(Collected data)

------------------------------------------------------------------------

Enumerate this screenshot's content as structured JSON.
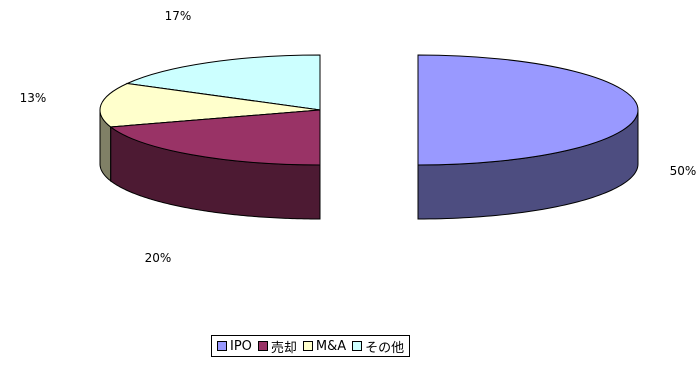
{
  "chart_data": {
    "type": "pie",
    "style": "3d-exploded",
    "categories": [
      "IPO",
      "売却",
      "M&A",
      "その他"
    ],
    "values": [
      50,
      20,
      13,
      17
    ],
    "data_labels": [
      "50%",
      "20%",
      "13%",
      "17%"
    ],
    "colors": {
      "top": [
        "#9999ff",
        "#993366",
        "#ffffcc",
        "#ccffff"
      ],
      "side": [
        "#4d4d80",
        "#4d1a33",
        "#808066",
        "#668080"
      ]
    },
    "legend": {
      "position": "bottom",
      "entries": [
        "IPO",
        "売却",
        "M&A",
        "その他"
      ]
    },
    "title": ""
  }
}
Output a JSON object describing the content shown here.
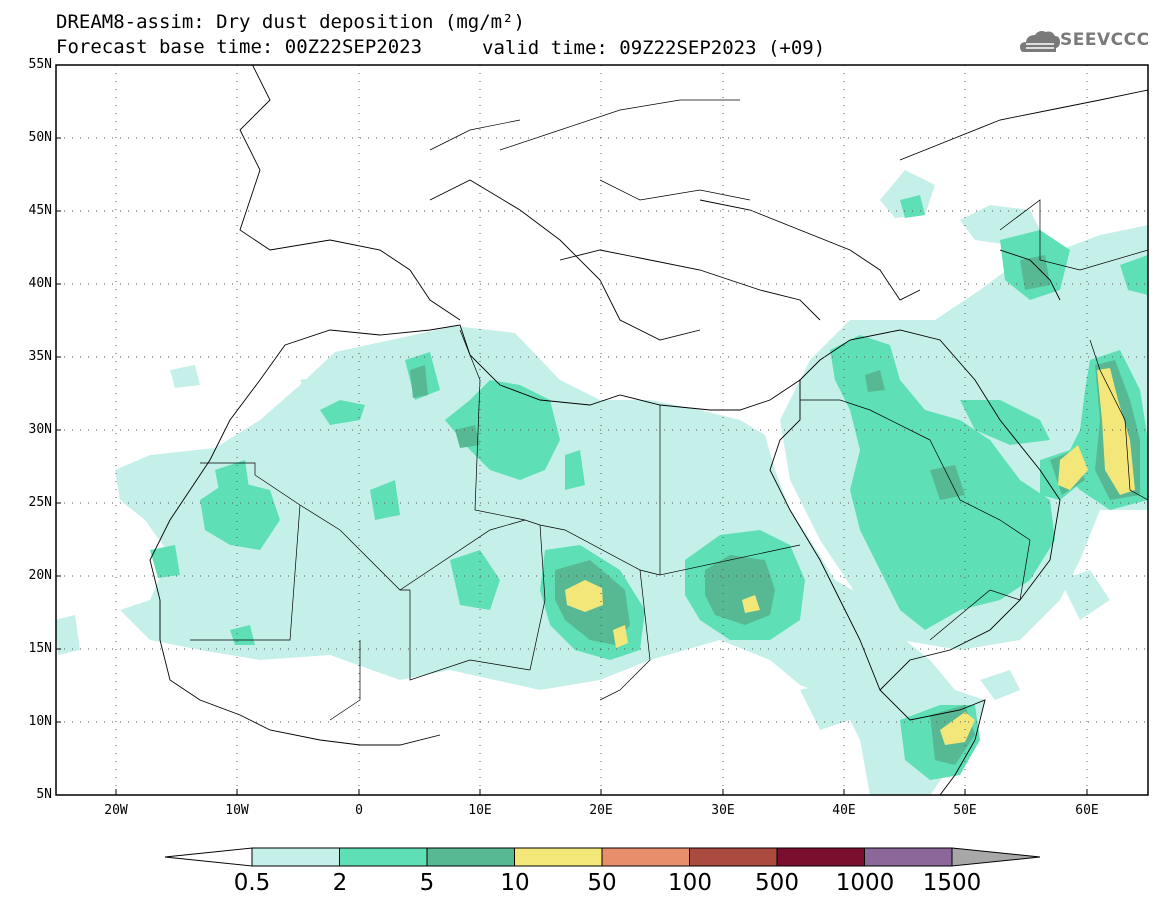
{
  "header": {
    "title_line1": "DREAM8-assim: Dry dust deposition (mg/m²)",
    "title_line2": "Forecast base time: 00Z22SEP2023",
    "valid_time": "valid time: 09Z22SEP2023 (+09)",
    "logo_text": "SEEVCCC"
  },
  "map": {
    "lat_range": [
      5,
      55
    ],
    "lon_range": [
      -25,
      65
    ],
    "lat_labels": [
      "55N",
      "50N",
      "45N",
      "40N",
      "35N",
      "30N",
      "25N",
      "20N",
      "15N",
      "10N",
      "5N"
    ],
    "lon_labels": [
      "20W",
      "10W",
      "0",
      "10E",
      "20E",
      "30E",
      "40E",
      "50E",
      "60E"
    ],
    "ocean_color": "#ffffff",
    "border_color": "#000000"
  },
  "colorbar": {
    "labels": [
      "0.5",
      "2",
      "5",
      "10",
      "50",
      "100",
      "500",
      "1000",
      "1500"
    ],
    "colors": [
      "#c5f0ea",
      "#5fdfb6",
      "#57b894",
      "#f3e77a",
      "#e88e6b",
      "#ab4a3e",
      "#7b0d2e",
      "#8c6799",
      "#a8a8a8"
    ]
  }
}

------------------------------------------------------------------------

* What you should do
From the data above, write out everything exactly except the pictures.

* Result
Enumerate this screenshot's content as structured JSON.
{
  "chart_data": {
    "type": "pie",
    "style": "3d-exploded",
    "categories": [
      "IPO",
      "売却",
      "M&A",
      "その他"
    ],
    "values": [
      50,
      20,
      13,
      17
    ],
    "data_labels": [
      "50%",
      "20%",
      "13%",
      "17%"
    ],
    "colors": {
      "top": [
        "#9999ff",
        "#993366",
        "#ffffcc",
        "#ccffff"
      ],
      "side": [
        "#4d4d80",
        "#4d1a33",
        "#808066",
        "#668080"
      ]
    },
    "legend": {
      "position": "bottom",
      "entries": [
        "IPO",
        "売却",
        "M&A",
        "その他"
      ]
    },
    "title": ""
  }
}
Output a JSON object describing the content shown here.
{
  "header": {
    "title_line1": "DREAM8-assim: Dry dust deposition (mg/m²)",
    "title_line2": "Forecast base time: 00Z22SEP2023",
    "valid_time": "valid time: 09Z22SEP2023 (+09)",
    "logo_text": "SEEVCCC"
  },
  "map": {
    "lat_range": [
      5,
      55
    ],
    "lon_range": [
      -25,
      65
    ],
    "lat_labels": [
      "55N",
      "50N",
      "45N",
      "40N",
      "35N",
      "30N",
      "25N",
      "20N",
      "15N",
      "10N",
      "5N"
    ],
    "lon_labels": [
      "20W",
      "10W",
      "0",
      "10E",
      "20E",
      "30E",
      "40E",
      "50E",
      "60E"
    ],
    "ocean_color": "#ffffff",
    "border_color": "#000000"
  },
  "colorbar": {
    "labels": [
      "0.5",
      "2",
      "5",
      "10",
      "50",
      "100",
      "500",
      "1000",
      "1500"
    ],
    "colors": [
      "#c5f0ea",
      "#5fdfb6",
      "#57b894",
      "#f3e77a",
      "#e88e6b",
      "#ab4a3e",
      "#7b0d2e",
      "#8c6799",
      "#a8a8a8"
    ]
  }
}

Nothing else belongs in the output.